Could you write out the records below exactly as they appear?

** START OF RECORD EXTRACTS **

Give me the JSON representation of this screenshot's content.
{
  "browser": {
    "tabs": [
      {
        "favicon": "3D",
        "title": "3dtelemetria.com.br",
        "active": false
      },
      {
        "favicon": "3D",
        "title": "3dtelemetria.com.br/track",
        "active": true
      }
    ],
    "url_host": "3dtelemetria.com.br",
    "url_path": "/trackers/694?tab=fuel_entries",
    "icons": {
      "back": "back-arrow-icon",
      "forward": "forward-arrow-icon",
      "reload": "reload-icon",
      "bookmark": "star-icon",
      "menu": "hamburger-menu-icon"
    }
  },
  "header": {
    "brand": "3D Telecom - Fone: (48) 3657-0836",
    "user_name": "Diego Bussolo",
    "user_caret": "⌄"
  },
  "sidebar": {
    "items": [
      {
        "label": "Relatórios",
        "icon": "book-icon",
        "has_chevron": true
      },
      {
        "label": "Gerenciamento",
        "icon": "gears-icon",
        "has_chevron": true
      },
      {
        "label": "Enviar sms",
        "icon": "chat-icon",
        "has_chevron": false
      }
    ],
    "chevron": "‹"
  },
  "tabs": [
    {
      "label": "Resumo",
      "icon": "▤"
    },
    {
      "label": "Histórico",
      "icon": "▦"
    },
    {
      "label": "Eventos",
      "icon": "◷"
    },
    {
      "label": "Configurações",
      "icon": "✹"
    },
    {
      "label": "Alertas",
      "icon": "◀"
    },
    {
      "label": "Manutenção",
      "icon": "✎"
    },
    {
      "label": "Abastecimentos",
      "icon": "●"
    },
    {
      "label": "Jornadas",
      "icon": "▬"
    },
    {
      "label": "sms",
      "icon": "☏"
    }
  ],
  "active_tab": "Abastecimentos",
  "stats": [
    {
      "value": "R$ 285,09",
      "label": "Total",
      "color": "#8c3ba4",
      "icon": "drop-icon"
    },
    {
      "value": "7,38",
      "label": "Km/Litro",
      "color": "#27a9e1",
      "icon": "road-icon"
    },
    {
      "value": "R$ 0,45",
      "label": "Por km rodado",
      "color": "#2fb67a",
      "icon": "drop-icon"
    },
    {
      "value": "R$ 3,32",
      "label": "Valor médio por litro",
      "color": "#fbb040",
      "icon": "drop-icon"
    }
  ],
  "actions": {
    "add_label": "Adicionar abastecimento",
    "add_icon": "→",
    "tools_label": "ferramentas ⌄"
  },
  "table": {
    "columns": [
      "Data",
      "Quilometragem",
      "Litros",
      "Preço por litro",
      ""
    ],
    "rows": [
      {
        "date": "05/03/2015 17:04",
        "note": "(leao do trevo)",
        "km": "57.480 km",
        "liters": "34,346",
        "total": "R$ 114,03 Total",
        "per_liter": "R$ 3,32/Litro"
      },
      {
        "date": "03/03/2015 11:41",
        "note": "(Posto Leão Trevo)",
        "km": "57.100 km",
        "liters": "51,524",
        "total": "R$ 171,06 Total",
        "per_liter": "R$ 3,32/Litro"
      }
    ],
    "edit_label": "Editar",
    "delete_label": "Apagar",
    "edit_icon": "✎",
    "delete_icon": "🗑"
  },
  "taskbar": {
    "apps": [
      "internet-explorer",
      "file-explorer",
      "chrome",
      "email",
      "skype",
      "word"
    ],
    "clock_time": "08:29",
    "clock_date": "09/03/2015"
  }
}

** END OF RECORD EXTRACTS **

> **EXPECTED ANSWER**
Give me the JSON representation of this screenshot's content.
{
  "browser": {
    "tabs": [
      {
        "favicon": "3D",
        "title": "3dtelemetria.com.br",
        "active": false
      },
      {
        "favicon": "3D",
        "title": "3dtelemetria.com.br/track",
        "active": true
      }
    ],
    "url_host": "3dtelemetria.com.br",
    "url_path": "/trackers/694?tab=fuel_entries",
    "icons": {
      "back": "back-arrow-icon",
      "forward": "forward-arrow-icon",
      "reload": "reload-icon",
      "bookmark": "star-icon",
      "menu": "hamburger-menu-icon"
    }
  },
  "header": {
    "brand": "3D Telecom - Fone: (48) 3657-0836",
    "user_name": "Diego Bussolo",
    "user_caret": "⌄"
  },
  "sidebar": {
    "items": [
      {
        "label": "Relatórios",
        "icon": "book-icon",
        "has_chevron": true
      },
      {
        "label": "Gerenciamento",
        "icon": "gears-icon",
        "has_chevron": true
      },
      {
        "label": "Enviar sms",
        "icon": "chat-icon",
        "has_chevron": false
      }
    ],
    "chevron": "‹"
  },
  "tabs": [
    {
      "label": "Resumo",
      "icon": "▤"
    },
    {
      "label": "Histórico",
      "icon": "▦"
    },
    {
      "label": "Eventos",
      "icon": "◷"
    },
    {
      "label": "Configurações",
      "icon": "✹"
    },
    {
      "label": "Alertas",
      "icon": "◀"
    },
    {
      "label": "Manutenção",
      "icon": "✎"
    },
    {
      "label": "Abastecimentos",
      "icon": "●"
    },
    {
      "label": "Jornadas",
      "icon": "▬"
    },
    {
      "label": "sms",
      "icon": "☏"
    }
  ],
  "active_tab": "Abastecimentos",
  "stats": [
    {
      "value": "R$ 285,09",
      "label": "Total",
      "color": "#8c3ba4",
      "icon": "drop-icon"
    },
    {
      "value": "7,38",
      "label": "Km/Litro",
      "color": "#27a9e1",
      "icon": "road-icon"
    },
    {
      "value": "R$ 0,45",
      "label": "Por km rodado",
      "color": "#2fb67a",
      "icon": "drop-icon"
    },
    {
      "value": "R$ 3,32",
      "label": "Valor médio por litro",
      "color": "#fbb040",
      "icon": "drop-icon"
    }
  ],
  "actions": {
    "add_label": "Adicionar abastecimento",
    "add_icon": "→",
    "tools_label": "ferramentas ⌄"
  },
  "table": {
    "columns": [
      "Data",
      "Quilometragem",
      "Litros",
      "Preço por litro",
      ""
    ],
    "rows": [
      {
        "date": "05/03/2015 17:04",
        "note": "(leao do trevo)",
        "km": "57.480 km",
        "liters": "34,346",
        "total": "R$ 114,03 Total",
        "per_liter": "R$ 3,32/Litro"
      },
      {
        "date": "03/03/2015 11:41",
        "note": "(Posto Leão Trevo)",
        "km": "57.100 km",
        "liters": "51,524",
        "total": "R$ 171,06 Total",
        "per_liter": "R$ 3,32/Litro"
      }
    ],
    "edit_label": "Editar",
    "delete_label": "Apagar",
    "edit_icon": "✎",
    "delete_icon": "🗑"
  },
  "taskbar": {
    "apps": [
      "internet-explorer",
      "file-explorer",
      "chrome",
      "email",
      "skype",
      "word"
    ],
    "clock_time": "08:29",
    "clock_date": "09/03/2015"
  }
}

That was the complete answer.